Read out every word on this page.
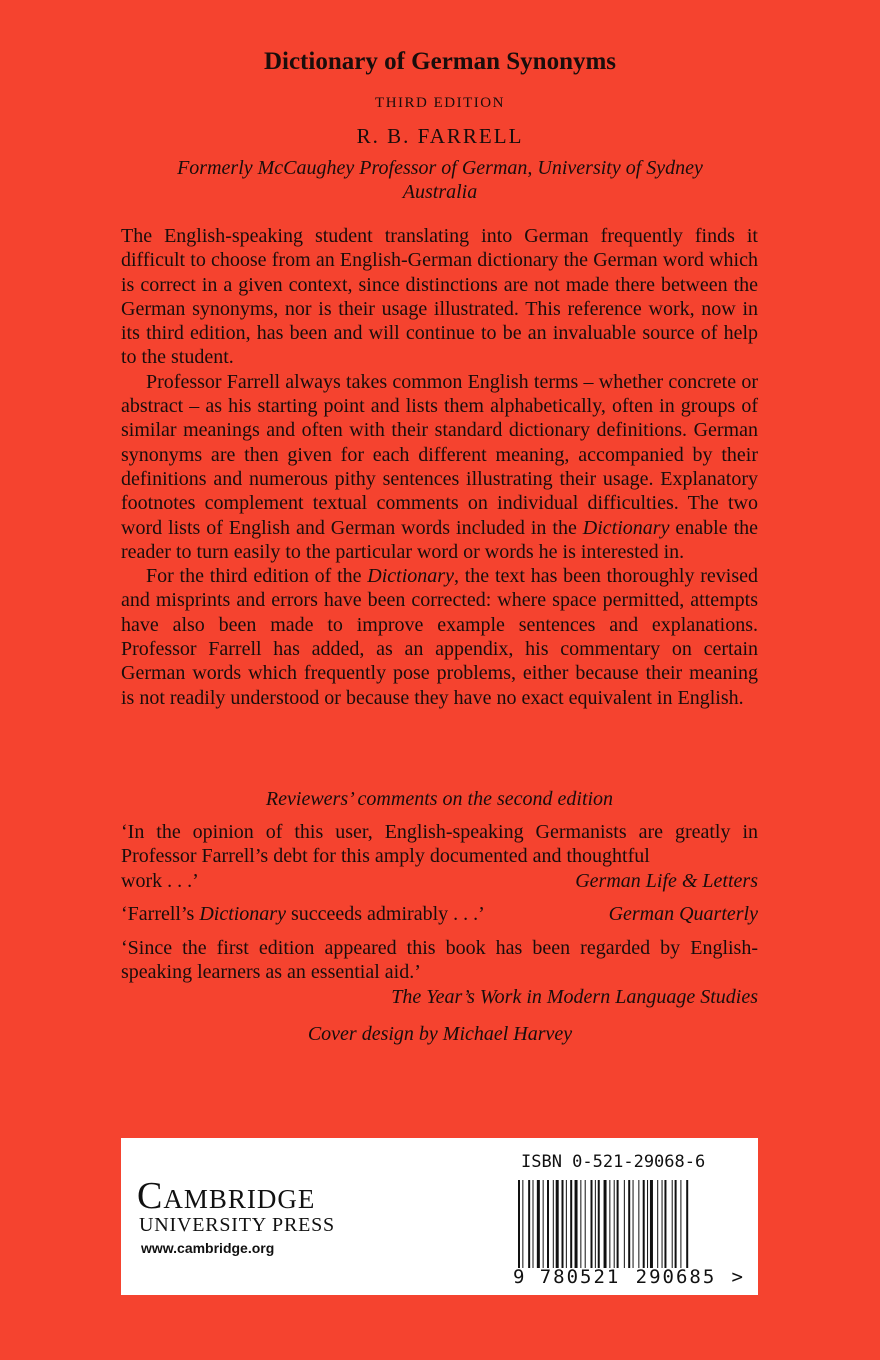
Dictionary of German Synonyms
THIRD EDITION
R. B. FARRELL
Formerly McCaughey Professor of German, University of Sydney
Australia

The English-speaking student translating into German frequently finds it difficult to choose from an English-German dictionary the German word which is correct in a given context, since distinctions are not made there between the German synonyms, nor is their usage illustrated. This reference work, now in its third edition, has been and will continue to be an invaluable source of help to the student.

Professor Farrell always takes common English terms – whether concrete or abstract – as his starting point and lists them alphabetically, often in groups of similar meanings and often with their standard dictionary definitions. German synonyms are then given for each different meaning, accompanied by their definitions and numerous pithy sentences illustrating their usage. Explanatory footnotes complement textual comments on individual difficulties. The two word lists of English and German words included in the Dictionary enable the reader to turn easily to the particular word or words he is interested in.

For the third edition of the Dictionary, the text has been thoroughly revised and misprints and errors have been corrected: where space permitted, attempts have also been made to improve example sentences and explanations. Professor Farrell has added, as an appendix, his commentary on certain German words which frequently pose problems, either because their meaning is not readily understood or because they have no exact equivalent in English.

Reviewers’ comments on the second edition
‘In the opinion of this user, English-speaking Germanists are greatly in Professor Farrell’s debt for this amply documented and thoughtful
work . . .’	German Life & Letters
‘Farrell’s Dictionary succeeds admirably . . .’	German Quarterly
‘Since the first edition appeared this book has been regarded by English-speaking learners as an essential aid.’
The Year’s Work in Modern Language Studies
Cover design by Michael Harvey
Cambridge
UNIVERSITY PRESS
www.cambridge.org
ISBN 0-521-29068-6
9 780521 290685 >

* * *

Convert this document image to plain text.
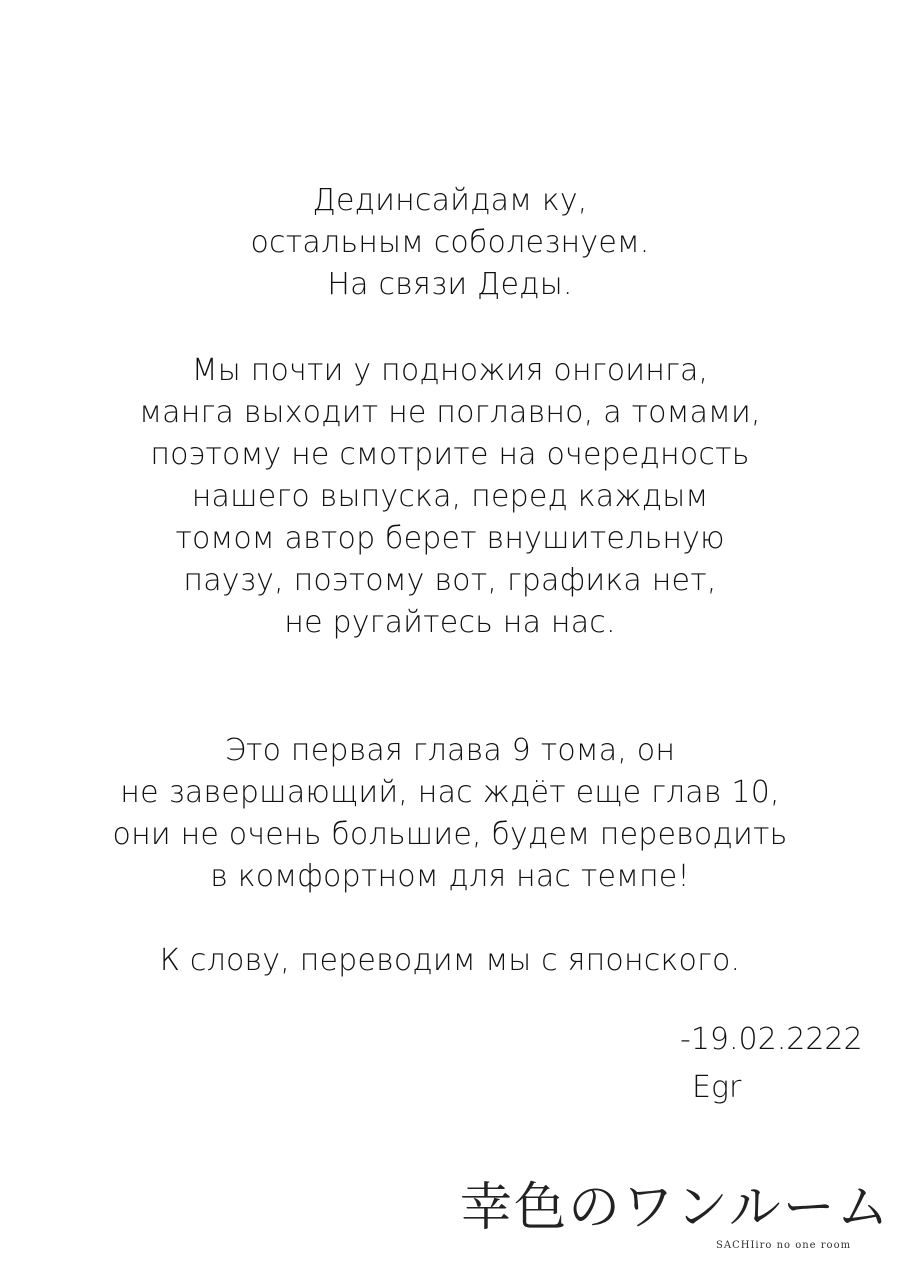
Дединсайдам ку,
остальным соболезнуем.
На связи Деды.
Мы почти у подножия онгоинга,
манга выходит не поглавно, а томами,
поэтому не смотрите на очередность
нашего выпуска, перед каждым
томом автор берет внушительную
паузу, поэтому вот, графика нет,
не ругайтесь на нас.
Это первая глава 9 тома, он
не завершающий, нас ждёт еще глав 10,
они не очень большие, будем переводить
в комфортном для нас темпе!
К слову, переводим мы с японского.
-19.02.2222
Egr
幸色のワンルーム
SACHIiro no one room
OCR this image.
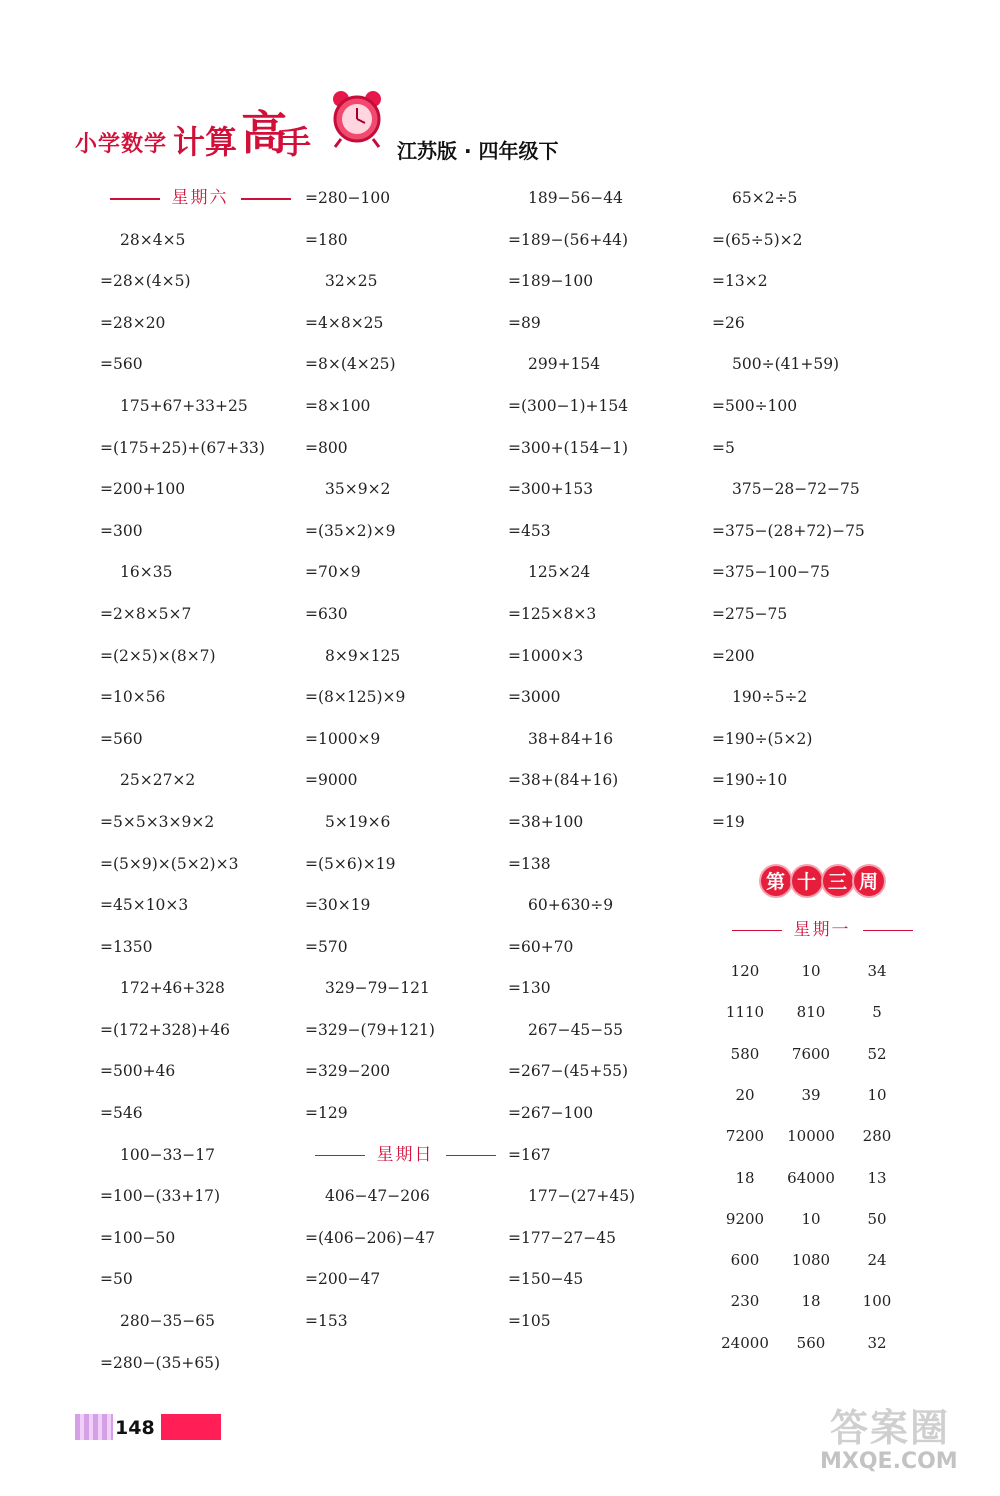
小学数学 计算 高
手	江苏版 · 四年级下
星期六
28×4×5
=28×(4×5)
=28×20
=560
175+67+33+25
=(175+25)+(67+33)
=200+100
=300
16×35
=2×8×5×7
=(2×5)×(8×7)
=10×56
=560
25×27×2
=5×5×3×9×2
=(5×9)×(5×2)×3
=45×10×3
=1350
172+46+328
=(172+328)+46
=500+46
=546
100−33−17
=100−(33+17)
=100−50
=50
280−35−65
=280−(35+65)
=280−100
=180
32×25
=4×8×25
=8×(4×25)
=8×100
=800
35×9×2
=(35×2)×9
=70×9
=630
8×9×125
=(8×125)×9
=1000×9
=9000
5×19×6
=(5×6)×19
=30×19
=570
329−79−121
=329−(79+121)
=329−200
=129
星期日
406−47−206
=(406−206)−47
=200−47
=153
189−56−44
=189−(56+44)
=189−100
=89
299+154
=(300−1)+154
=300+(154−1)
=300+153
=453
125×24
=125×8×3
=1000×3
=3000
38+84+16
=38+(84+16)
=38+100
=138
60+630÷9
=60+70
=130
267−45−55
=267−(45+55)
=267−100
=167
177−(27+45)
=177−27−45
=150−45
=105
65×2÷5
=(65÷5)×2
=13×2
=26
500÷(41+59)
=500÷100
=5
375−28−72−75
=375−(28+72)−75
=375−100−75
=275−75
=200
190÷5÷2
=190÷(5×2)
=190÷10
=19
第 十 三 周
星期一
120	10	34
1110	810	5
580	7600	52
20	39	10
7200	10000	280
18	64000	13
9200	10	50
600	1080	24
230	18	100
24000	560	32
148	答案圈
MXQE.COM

* * *

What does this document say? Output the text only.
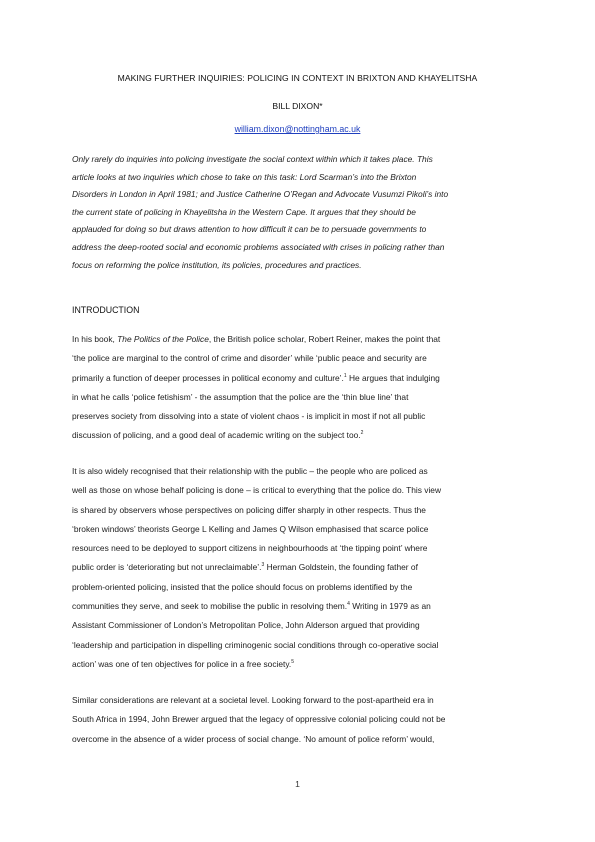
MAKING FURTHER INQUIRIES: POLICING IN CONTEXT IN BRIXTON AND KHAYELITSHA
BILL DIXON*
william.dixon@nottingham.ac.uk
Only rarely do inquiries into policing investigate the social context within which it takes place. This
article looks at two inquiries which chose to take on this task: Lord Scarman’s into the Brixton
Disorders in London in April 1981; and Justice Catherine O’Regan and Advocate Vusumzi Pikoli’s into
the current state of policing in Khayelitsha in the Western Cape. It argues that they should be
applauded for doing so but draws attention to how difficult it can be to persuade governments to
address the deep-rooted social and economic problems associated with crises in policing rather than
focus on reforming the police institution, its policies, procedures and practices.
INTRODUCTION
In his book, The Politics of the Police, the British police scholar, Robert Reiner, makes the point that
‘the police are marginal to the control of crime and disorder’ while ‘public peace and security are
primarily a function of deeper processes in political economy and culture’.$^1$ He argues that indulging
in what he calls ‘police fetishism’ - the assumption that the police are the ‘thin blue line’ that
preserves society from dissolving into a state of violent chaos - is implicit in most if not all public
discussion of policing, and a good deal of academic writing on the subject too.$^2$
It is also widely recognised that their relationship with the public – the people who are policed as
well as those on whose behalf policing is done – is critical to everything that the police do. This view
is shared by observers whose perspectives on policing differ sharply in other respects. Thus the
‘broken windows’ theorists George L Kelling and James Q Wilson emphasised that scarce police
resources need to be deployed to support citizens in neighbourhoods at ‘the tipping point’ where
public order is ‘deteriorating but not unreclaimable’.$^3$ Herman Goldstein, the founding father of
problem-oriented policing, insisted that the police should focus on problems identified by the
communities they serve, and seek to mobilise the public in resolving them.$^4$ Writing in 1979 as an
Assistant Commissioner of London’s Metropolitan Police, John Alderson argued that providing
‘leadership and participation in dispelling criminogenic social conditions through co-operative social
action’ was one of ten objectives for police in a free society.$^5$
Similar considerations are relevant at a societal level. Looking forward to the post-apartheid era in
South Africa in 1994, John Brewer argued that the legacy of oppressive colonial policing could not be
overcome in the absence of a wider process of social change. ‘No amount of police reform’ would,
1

→ **TASK BRIEF**:
Scan the listing above. Gather each line that contains the word "book".

→ **TASK OUTPUT**:
‘Since the first edition appeared this book has been regarded by English-speaking learners as an essential aid.’
In his book, The Politics of the Police, the British police scholar, Robert Reiner, makes the point that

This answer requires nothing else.